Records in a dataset
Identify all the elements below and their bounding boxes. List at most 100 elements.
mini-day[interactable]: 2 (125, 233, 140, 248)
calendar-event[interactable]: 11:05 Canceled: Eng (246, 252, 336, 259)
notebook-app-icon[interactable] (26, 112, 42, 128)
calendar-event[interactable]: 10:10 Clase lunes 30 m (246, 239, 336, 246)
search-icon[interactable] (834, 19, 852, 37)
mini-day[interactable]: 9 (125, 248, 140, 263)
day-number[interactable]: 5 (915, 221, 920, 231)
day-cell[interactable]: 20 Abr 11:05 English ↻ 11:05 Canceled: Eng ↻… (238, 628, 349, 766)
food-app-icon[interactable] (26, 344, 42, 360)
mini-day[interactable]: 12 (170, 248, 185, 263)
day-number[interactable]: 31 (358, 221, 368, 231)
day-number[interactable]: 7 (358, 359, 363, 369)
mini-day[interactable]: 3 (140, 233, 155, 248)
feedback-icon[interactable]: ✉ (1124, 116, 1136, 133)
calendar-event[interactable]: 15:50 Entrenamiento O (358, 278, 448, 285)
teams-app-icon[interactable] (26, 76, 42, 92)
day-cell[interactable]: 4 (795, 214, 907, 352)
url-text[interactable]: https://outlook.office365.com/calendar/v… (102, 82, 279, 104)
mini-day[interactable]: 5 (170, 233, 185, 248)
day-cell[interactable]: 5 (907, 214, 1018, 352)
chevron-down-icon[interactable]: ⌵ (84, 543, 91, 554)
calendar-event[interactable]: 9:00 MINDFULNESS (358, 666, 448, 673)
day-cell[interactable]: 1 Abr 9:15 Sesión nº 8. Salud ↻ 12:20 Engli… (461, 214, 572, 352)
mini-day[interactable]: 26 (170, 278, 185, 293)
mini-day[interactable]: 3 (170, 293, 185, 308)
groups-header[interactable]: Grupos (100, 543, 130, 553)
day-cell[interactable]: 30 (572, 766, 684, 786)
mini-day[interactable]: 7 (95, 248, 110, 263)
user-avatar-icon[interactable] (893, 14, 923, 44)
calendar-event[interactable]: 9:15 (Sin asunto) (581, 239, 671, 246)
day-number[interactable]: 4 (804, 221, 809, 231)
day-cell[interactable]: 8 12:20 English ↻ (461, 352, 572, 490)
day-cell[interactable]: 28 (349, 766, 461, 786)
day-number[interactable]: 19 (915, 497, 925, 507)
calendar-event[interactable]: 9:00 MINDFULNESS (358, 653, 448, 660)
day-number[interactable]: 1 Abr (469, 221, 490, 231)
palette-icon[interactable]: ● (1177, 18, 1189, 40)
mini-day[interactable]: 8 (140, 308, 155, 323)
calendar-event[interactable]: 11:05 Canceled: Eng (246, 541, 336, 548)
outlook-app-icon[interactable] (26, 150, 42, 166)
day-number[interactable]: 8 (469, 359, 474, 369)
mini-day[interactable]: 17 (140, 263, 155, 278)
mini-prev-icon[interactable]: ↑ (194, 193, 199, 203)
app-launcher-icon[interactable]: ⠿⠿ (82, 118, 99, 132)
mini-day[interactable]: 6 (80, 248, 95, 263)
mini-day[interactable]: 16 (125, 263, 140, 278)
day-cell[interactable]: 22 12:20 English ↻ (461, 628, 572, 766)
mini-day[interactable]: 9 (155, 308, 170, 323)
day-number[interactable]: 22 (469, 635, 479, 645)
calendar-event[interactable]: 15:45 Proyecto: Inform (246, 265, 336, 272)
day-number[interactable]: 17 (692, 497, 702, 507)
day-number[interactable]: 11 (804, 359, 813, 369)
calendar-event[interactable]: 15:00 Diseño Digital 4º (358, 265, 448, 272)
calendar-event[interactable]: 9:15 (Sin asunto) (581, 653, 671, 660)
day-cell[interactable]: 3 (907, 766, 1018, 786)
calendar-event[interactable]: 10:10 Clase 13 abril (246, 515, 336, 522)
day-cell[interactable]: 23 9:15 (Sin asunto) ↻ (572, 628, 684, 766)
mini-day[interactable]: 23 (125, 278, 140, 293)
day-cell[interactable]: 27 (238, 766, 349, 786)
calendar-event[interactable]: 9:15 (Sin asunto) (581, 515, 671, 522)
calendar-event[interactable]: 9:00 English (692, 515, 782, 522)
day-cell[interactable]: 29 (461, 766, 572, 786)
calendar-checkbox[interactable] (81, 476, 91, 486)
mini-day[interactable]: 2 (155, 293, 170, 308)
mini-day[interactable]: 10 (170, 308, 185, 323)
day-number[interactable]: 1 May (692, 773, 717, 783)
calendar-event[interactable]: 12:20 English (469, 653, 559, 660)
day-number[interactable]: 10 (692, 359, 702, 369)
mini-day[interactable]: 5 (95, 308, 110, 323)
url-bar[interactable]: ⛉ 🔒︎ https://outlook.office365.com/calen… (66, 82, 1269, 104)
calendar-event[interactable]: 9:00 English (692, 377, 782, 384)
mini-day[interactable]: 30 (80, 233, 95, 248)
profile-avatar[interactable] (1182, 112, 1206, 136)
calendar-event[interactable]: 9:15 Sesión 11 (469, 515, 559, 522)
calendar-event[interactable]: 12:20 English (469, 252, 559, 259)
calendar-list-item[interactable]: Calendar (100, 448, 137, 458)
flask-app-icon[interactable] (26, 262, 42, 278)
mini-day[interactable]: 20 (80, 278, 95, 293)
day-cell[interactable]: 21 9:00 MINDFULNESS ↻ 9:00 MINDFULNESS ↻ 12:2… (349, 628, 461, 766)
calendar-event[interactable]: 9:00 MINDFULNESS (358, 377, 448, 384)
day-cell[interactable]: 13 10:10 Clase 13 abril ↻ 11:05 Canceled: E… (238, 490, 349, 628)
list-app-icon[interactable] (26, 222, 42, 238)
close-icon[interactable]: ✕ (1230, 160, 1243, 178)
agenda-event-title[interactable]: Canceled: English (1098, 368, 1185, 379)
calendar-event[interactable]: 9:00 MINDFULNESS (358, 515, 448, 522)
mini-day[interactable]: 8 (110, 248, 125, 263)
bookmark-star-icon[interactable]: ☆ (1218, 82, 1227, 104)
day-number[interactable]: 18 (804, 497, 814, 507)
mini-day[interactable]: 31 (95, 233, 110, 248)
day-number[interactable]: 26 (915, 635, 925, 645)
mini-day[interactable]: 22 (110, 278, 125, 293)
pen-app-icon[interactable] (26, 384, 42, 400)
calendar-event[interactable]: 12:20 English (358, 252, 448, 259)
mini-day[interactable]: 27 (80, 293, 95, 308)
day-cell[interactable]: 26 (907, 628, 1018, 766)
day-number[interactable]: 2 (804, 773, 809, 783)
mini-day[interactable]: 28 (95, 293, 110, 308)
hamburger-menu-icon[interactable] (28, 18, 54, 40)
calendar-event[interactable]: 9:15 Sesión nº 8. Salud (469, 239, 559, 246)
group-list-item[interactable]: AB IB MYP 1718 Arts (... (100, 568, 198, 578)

### INSTRUCTION
Format every line of the items above as a numbered list, skipping any blank lines.

### FINAL ANSWER
1. Identify all the elements below and their bounding boxes. List at most 100 elements.
2. mini-day[interactable]: 2 (125, 233, 140, 248)
3. calendar-event[interactable]: 11:05 Canceled: Eng (246, 252, 336, 259)
4. notebook-app-icon[interactable] (26, 112, 42, 128)
5. calendar-event[interactable]: 10:10 Clase lunes 30 m (246, 239, 336, 246)
6. search-icon[interactable] (834, 19, 852, 37)
7. mini-day[interactable]: 9 (125, 248, 140, 263)
8. day-number[interactable]: 5 (915, 221, 920, 231)
9. day-cell[interactable]: 20 Abr 11:05 English ↻ 11:05 Canceled: Eng ↻… (238, 628, 349, 766)
10. food-app-icon[interactable] (26, 344, 42, 360)
11. mini-day[interactable]: 12 (170, 248, 185, 263)
12. day-number[interactable]: 31 (358, 221, 368, 231)
13. day-number[interactable]: 7 (358, 359, 363, 369)
14. mini-day[interactable]: 3 (140, 233, 155, 248)
15. feedback-icon[interactable]: ✉ (1124, 116, 1136, 133)
16. calendar-event[interactable]: 15:50 Entrenamiento O (358, 278, 448, 285)
17. teams-app-icon[interactable] (26, 76, 42, 92)
18. day-cell[interactable]: 4 (795, 214, 907, 352)
19. url-text[interactable]: https://outlook.office365.com/calendar/v… (102, 82, 279, 104)
20. mini-day[interactable]: 5 (170, 233, 185, 248)
21. day-cell[interactable]: 5 (907, 214, 1018, 352)
22. chevron-down-icon[interactable]: ⌵ (84, 543, 91, 554)
23. calendar-event[interactable]: 9:00 MINDFULNESS (358, 666, 448, 673)
24. day-cell[interactable]: 1 Abr 9:15 Sesión nº 8. Salud ↻ 12:20 Engli… (461, 214, 572, 352)
25. mini-day[interactable]: 26 (170, 278, 185, 293)
26. mini-day[interactable]: 3 (170, 293, 185, 308)
27. groups-header[interactable]: Grupos (100, 543, 130, 553)
28. day-cell[interactable]: 30 (572, 766, 684, 786)
29. mini-day[interactable]: 7 (95, 248, 110, 263)
30. user-avatar-icon[interactable] (893, 14, 923, 44)
31. calendar-event[interactable]: 9:15 (Sin asunto) (581, 239, 671, 246)
32. day-number[interactable]: 4 (804, 221, 809, 231)
33. day-cell[interactable]: 8 12:20 English ↻ (461, 352, 572, 490)
34. day-cell[interactable]: 28 (349, 766, 461, 786)
35. day-number[interactable]: 19 (915, 497, 925, 507)
36. calendar-event[interactable]: 9:00 MINDFULNESS (358, 653, 448, 660)
37. day-number[interactable]: 1 Abr (469, 221, 490, 231)
38. palette-icon[interactable]: ● (1177, 18, 1189, 40)
39. mini-day[interactable]: 8 (140, 308, 155, 323)
40. calendar-event[interactable]: 11:05 Canceled: Eng (246, 541, 336, 548)
41. outlook-app-icon[interactable] (26, 150, 42, 166)
42. day-number[interactable]: 8 (469, 359, 474, 369)
43. mini-day[interactable]: 17 (140, 263, 155, 278)
44. mini-prev-icon[interactable]: ↑ (194, 193, 199, 203)
45. app-launcher-icon[interactable]: ⠿⠿ (82, 118, 99, 132)
46. mini-day[interactable]: 6 (80, 248, 95, 263)
47. mini-day[interactable]: 16 (125, 263, 140, 278)
48. day-cell[interactable]: 22 12:20 English ↻ (461, 628, 572, 766)
49. mini-day[interactable]: 9 (155, 308, 170, 323)
50. day-number[interactable]: 22 (469, 635, 479, 645)
51. calendar-event[interactable]: 15:45 Proyecto: Inform (246, 265, 336, 272)
52. day-number[interactable]: 17 (692, 497, 702, 507)
53. day-number[interactable]: 11 (804, 359, 813, 369)
54. calendar-event[interactable]: 15:00 Diseño Digital 4º (358, 265, 448, 272)
55. calendar-event[interactable]: 9:15 (Sin asunto) (581, 653, 671, 660)
56. day-cell[interactable]: 3 (907, 766, 1018, 786)
57. calendar-event[interactable]: 10:10 Clase 13 abril (246, 515, 336, 522)
58. day-cell[interactable]: 23 9:15 (Sin asunto) ↻ (572, 628, 684, 766)
59. mini-day[interactable]: 23 (125, 278, 140, 293)
60. day-cell[interactable]: 27 (238, 766, 349, 786)
61. calendar-event[interactable]: 9:15 (Sin asunto) (581, 515, 671, 522)
62. calendar-event[interactable]: 9:00 English (692, 515, 782, 522)
63. day-cell[interactable]: 29 (461, 766, 572, 786)
64. calendar-checkbox[interactable] (81, 476, 91, 486)
65. mini-day[interactable]: 2 (155, 293, 170, 308)
66. mini-day[interactable]: 10 (170, 308, 185, 323)
67. day-number[interactable]: 1 May (692, 773, 717, 783)
68. calendar-event[interactable]: 12:20 English (469, 653, 559, 660)
69. day-number[interactable]: 10 (692, 359, 702, 369)
70. mini-day[interactable]: 5 (95, 308, 110, 323)
71. url-bar[interactable]: ⛉ 🔒︎ https://outlook.office365.com/calen… (66, 82, 1269, 104)
72. calendar-event[interactable]: 9:00 English (692, 377, 782, 384)
73. mini-day[interactable]: 30 (80, 233, 95, 248)
74. profile-avatar[interactable] (1182, 112, 1206, 136)
75. calendar-event[interactable]: 9:15 Sesión 11 (469, 515, 559, 522)
76. calendar-event[interactable]: 12:20 English (469, 252, 559, 259)
77. calendar-list-item[interactable]: Calendar (100, 448, 137, 458)
78. flask-app-icon[interactable] (26, 262, 42, 278)
79. mini-day[interactable]: 20 (80, 278, 95, 293)
80. day-cell[interactable]: 21 9:00 MINDFULNESS ↻ 9:00 MINDFULNESS ↻ 12:2… (349, 628, 461, 766)
81. calendar-event[interactable]: 9:00 MINDFULNESS (358, 377, 448, 384)
82. day-cell[interactable]: 13 10:10 Clase 13 abril ↻ 11:05 Canceled: E… (238, 490, 349, 628)
83. list-app-icon[interactable] (26, 222, 42, 238)
84. close-icon[interactable]: ✕ (1230, 160, 1243, 178)
85. agenda-event-title[interactable]: Canceled: English (1098, 368, 1185, 379)
86. calendar-event[interactable]: 9:00 MINDFULNESS (358, 515, 448, 522)
87. mini-day[interactable]: 8 (110, 248, 125, 263)
88. bookmark-star-icon[interactable]: ☆ (1218, 82, 1227, 104)
89. day-number[interactable]: 18 (804, 497, 814, 507)
90. mini-day[interactable]: 31 (95, 233, 110, 248)
91. day-number[interactable]: 26 (915, 635, 925, 645)
92. mini-day[interactable]: 22 (110, 278, 125, 293)
93. pen-app-icon[interactable] (26, 384, 42, 400)
94. calendar-event[interactable]: 12:20 English (358, 252, 448, 259)
95. mini-day[interactable]: 27 (80, 293, 95, 308)
96. day-cell[interactable]: 26 (907, 628, 1018, 766)
97. day-number[interactable]: 2 (804, 773, 809, 783)
98. mini-day[interactable]: 28 (95, 293, 110, 308)
99. hamburger-menu-icon[interactable] (28, 18, 54, 40)
100. calendar-event[interactable]: 9:15 Sesión nº 8. Salud (469, 239, 559, 246)
101. group-list-item[interactable]: AB IB MYP 1718 Arts (... (100, 568, 198, 578)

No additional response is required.